[TASK INPUTS]
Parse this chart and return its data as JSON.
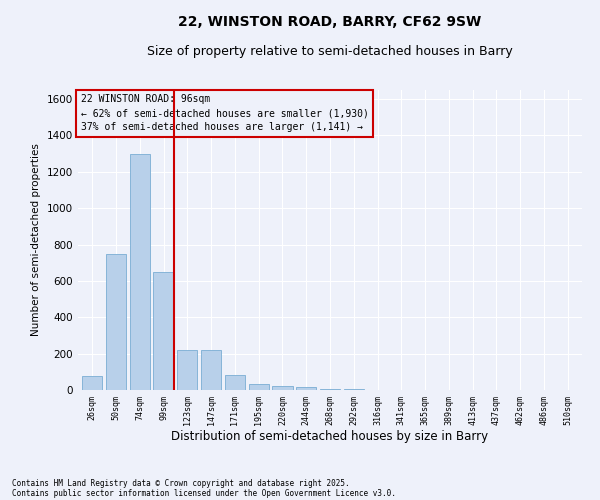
{
  "title1": "22, WINSTON ROAD, BARRY, CF62 9SW",
  "title2": "Size of property relative to semi-detached houses in Barry",
  "xlabel": "Distribution of semi-detached houses by size in Barry",
  "ylabel": "Number of semi-detached properties",
  "categories": [
    "26sqm",
    "50sqm",
    "74sqm",
    "99sqm",
    "123sqm",
    "147sqm",
    "171sqm",
    "195sqm",
    "220sqm",
    "244sqm",
    "268sqm",
    "292sqm",
    "316sqm",
    "341sqm",
    "365sqm",
    "389sqm",
    "413sqm",
    "437sqm",
    "462sqm",
    "486sqm",
    "510sqm"
  ],
  "values": [
    75,
    750,
    1300,
    650,
    220,
    220,
    80,
    35,
    20,
    15,
    8,
    3,
    2,
    1,
    1,
    0,
    0,
    0,
    0,
    0,
    0
  ],
  "bar_color": "#b8d0ea",
  "bar_edge_color": "#7aadd4",
  "vline_color": "#cc0000",
  "vline_x_index": 3,
  "ylim": [
    0,
    1650
  ],
  "yticks": [
    0,
    200,
    400,
    600,
    800,
    1000,
    1200,
    1400,
    1600
  ],
  "annotation_title": "22 WINSTON ROAD: 96sqm",
  "annotation_line1": "← 62% of semi-detached houses are smaller (1,930)",
  "annotation_line2": "37% of semi-detached houses are larger (1,141) →",
  "annotation_box_color": "#cc0000",
  "footnote1": "Contains HM Land Registry data © Crown copyright and database right 2025.",
  "footnote2": "Contains public sector information licensed under the Open Government Licence v3.0.",
  "bg_color": "#eef1fa",
  "grid_color": "#ffffff",
  "title1_fontsize": 10,
  "title2_fontsize": 9,
  "bar_width": 0.85
}
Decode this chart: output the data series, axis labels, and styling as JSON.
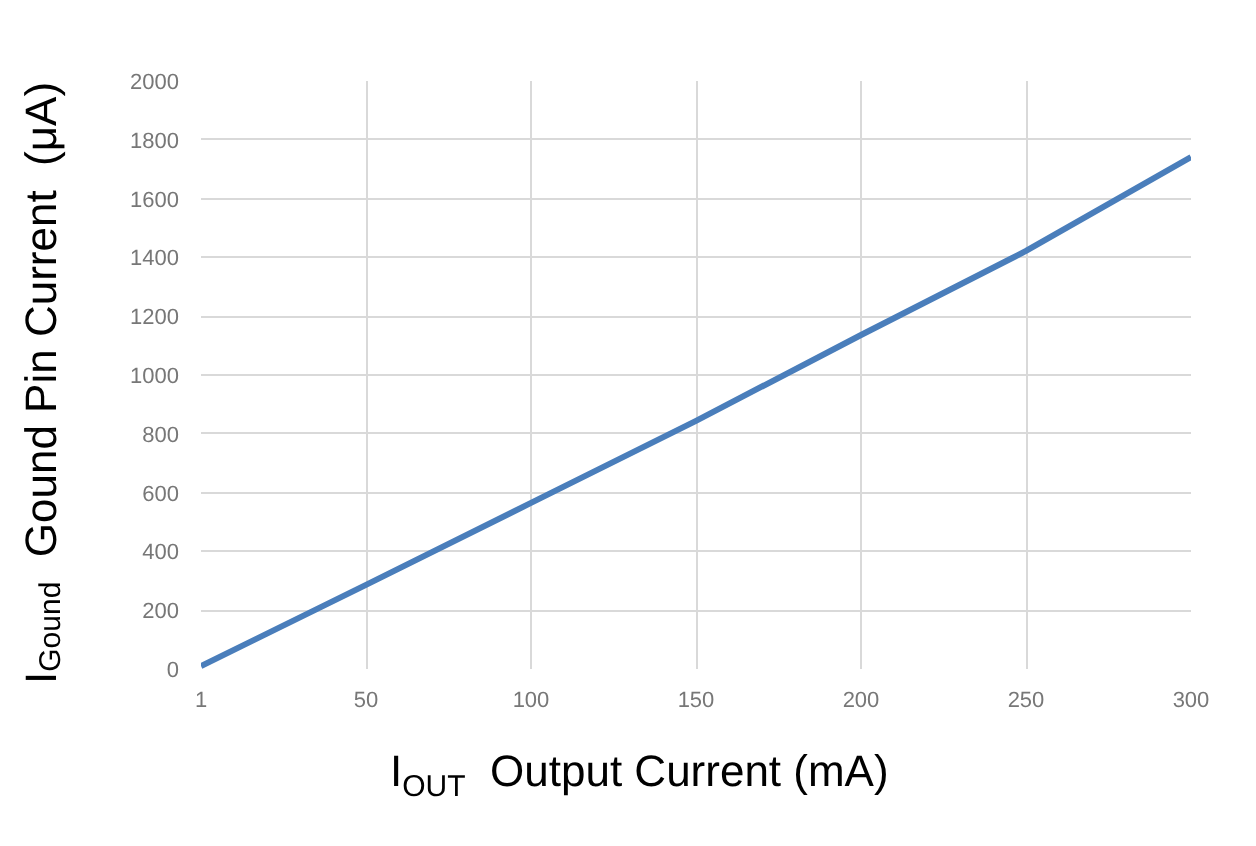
{
  "chart_data": {
    "type": "line",
    "xlabel": "I$_{OUT}$  Output Current (mA)",
    "ylabel": "I$_{Gound}$  Gound Pin Current  (μA)",
    "categories": [
      "1",
      "50",
      "100",
      "150",
      "200",
      "250",
      "300"
    ],
    "series": [
      {
        "color": "#4a7ebb",
        "values": [
          10,
          286,
          565,
          844,
          1136,
          1422,
          1741
        ]
      }
    ],
    "ylim": [
      0,
      2000
    ],
    "yticks": [
      0,
      200,
      400,
      600,
      800,
      1000,
      1200,
      1400,
      1600,
      1800,
      2000
    ],
    "grid": true,
    "marker": "none",
    "line_style": "solid"
  }
}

[WHAT IS REQUIRED]
Copy out all of the material exactly as written, without its pictures.

[EXERCISE OUTPUT]
Parse this chart and return its data as JSON.
{
  "title1": "22, WINSTON ROAD, BARRY, CF62 9SW",
  "title2": "Size of property relative to semi-detached houses in Barry",
  "xlabel": "Distribution of semi-detached houses by size in Barry",
  "ylabel": "Number of semi-detached properties",
  "categories": [
    "26sqm",
    "50sqm",
    "74sqm",
    "99sqm",
    "123sqm",
    "147sqm",
    "171sqm",
    "195sqm",
    "220sqm",
    "244sqm",
    "268sqm",
    "292sqm",
    "316sqm",
    "341sqm",
    "365sqm",
    "389sqm",
    "413sqm",
    "437sqm",
    "462sqm",
    "486sqm",
    "510sqm"
  ],
  "values": [
    75,
    750,
    1300,
    650,
    220,
    220,
    80,
    35,
    20,
    15,
    8,
    3,
    2,
    1,
    1,
    0,
    0,
    0,
    0,
    0,
    0
  ],
  "bar_color": "#b8d0ea",
  "bar_edge_color": "#7aadd4",
  "vline_color": "#cc0000",
  "vline_x_index": 3,
  "ylim": [
    0,
    1650
  ],
  "yticks": [
    0,
    200,
    400,
    600,
    800,
    1000,
    1200,
    1400,
    1600
  ],
  "annotation_title": "22 WINSTON ROAD: 96sqm",
  "annotation_line1": "← 62% of semi-detached houses are smaller (1,930)",
  "annotation_line2": "37% of semi-detached houses are larger (1,141) →",
  "annotation_box_color": "#cc0000",
  "footnote1": "Contains HM Land Registry data © Crown copyright and database right 2025.",
  "footnote2": "Contains public sector information licensed under the Open Government Licence v3.0.",
  "bg_color": "#eef1fa",
  "grid_color": "#ffffff",
  "title1_fontsize": 10,
  "title2_fontsize": 9,
  "bar_width": 0.85
}
Decode this chart: output the data series, axis labels, and styling as JSON.
{
  "chart_data": {
    "type": "line",
    "xlabel": "I$_{OUT}$  Output Current (mA)",
    "ylabel": "I$_{Gound}$  Gound Pin Current  (μA)",
    "categories": [
      "1",
      "50",
      "100",
      "150",
      "200",
      "250",
      "300"
    ],
    "series": [
      {
        "color": "#4a7ebb",
        "values": [
          10,
          286,
          565,
          844,
          1136,
          1422,
          1741
        ]
      }
    ],
    "ylim": [
      0,
      2000
    ],
    "yticks": [
      0,
      200,
      400,
      600,
      800,
      1000,
      1200,
      1400,
      1600,
      1800,
      2000
    ],
    "grid": true,
    "marker": "none",
    "line_style": "solid"
  }
}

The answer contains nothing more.